Written task -
Show all lines from the data that include the word "JSON".

(Dataset records)

▬▬▬▬▬▬▬▬▬▬

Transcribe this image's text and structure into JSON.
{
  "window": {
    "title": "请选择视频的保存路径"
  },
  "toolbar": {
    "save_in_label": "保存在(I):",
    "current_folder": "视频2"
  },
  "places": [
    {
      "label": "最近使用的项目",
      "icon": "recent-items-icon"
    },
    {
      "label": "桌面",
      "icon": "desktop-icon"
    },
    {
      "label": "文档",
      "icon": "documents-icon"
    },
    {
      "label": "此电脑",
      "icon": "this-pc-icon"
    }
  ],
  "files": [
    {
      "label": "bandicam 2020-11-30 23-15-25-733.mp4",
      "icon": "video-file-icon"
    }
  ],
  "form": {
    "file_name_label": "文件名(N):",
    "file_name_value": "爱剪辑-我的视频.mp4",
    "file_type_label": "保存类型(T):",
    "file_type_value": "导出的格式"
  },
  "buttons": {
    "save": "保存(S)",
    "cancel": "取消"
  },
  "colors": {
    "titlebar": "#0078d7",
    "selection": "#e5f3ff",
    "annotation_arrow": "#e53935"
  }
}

▬▬▬▬▬▬▬▬▬▬

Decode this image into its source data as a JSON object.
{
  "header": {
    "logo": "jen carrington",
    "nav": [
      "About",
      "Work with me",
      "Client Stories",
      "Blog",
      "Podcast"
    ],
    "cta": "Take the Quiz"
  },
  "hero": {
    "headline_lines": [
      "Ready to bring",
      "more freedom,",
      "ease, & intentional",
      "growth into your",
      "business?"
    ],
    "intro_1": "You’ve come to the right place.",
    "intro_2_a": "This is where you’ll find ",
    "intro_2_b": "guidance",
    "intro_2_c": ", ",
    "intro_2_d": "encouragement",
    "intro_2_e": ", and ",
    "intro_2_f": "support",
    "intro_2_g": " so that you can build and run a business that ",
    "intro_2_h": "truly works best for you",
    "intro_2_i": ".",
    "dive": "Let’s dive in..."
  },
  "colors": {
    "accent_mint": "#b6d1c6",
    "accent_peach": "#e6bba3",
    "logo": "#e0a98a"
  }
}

▬▬▬▬▬▬▬▬▬▬

Written answer -
Transcribe this image's text and structure into JSON.
Decode this image into its source data as a JSON object.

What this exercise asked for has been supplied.